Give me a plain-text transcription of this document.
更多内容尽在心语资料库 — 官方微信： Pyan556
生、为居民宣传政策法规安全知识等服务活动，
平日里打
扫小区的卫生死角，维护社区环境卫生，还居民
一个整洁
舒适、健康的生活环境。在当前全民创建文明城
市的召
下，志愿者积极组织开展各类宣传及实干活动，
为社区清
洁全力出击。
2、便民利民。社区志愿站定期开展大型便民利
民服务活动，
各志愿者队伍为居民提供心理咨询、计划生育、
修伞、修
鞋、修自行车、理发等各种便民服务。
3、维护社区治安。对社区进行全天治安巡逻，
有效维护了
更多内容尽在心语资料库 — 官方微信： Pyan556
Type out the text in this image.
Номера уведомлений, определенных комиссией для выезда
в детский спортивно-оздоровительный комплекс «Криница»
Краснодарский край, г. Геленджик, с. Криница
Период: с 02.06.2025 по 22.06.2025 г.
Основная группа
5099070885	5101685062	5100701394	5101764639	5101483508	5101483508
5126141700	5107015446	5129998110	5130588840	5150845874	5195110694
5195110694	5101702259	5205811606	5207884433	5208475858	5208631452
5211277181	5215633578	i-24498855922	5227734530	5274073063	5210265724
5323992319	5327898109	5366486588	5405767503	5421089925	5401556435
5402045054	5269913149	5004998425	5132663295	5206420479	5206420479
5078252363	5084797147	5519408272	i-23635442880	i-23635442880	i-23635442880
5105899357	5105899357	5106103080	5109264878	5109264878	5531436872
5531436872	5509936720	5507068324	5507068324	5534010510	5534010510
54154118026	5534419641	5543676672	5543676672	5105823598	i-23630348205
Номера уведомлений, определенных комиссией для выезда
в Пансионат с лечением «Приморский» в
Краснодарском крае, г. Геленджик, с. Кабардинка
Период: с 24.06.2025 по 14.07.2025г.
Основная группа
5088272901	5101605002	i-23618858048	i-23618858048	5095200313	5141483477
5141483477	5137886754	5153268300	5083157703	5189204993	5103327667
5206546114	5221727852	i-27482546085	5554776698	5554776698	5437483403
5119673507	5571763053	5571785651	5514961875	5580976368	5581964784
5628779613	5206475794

What needs to be done >>
Copy all the lines, exactly.

Answer in full >>
Give me a plain-text transcription of this document.
更多内容尽在心语资料库 — 官方微信： Pyan556
生、为居民宣传政策法规安全知识等服务活动，
平日里打
扫小区的卫生死角，维护社区环境卫生，还居民
一个整洁
舒适、健康的生活环境。在当前全民创建文明城
市的召
下，志愿者积极组织开展各类宣传及实干活动，
为社区清
洁全力出击。
2、便民利民。社区志愿站定期开展大型便民利
民服务活动，
各志愿者队伍为居民提供心理咨询、计划生育、
修伞、修
鞋、修自行车、理发等各种便民服务。
3、维护社区治安。对社区进行全天治安巡逻，
有效维护了
更多内容尽在心语资料库 — 官方微信： Pyan556
Type out the text in this image.
Номера уведомлений, определенных комиссией для выезда
в детский спортивно-оздоровительный комплекс «Криница»
Краснодарский край, г. Геленджик, с. Криница
Период: с 02.06.2025 по 22.06.2025 г.
Основная группа
5099070885	5101685062	5100701394	5101764639	5101483508	5101483508
5126141700	5107015446	5129998110	5130588840	5150845874	5195110694
5195110694	5101702259	5205811606	5207884433	5208475858	5208631452
5211277181	5215633578	i-24498855922	5227734530	5274073063	5210265724
5323992319	5327898109	5366486588	5405767503	5421089925	5401556435
5402045054	5269913149	5004998425	5132663295	5206420479	5206420479
5078252363	5084797147	5519408272	i-23635442880	i-23635442880	i-23635442880
5105899357	5105899357	5106103080	5109264878	5109264878	5531436872
5531436872	5509936720	5507068324	5507068324	5534010510	5534010510
54154118026	5534419641	5543676672	5543676672	5105823598	i-23630348205
Номера уведомлений, определенных комиссией для выезда
в Пансионат с лечением «Приморский» в
Краснодарском крае, г. Геленджик, с. Кабардинка
Период: с 24.06.2025 по 14.07.2025г.
Основная группа
5088272901	5101605002	i-23618858048	i-23618858048	5095200313	5141483477
5141483477	5137886754	5153268300	5083157703	5189204993	5103327667
5206546114	5221727852	i-27482546085	5554776698	5554776698	5437483403
5119673507	5571763053	5571785651	5514961875	5580976368	5581964784
5628779613	5206475794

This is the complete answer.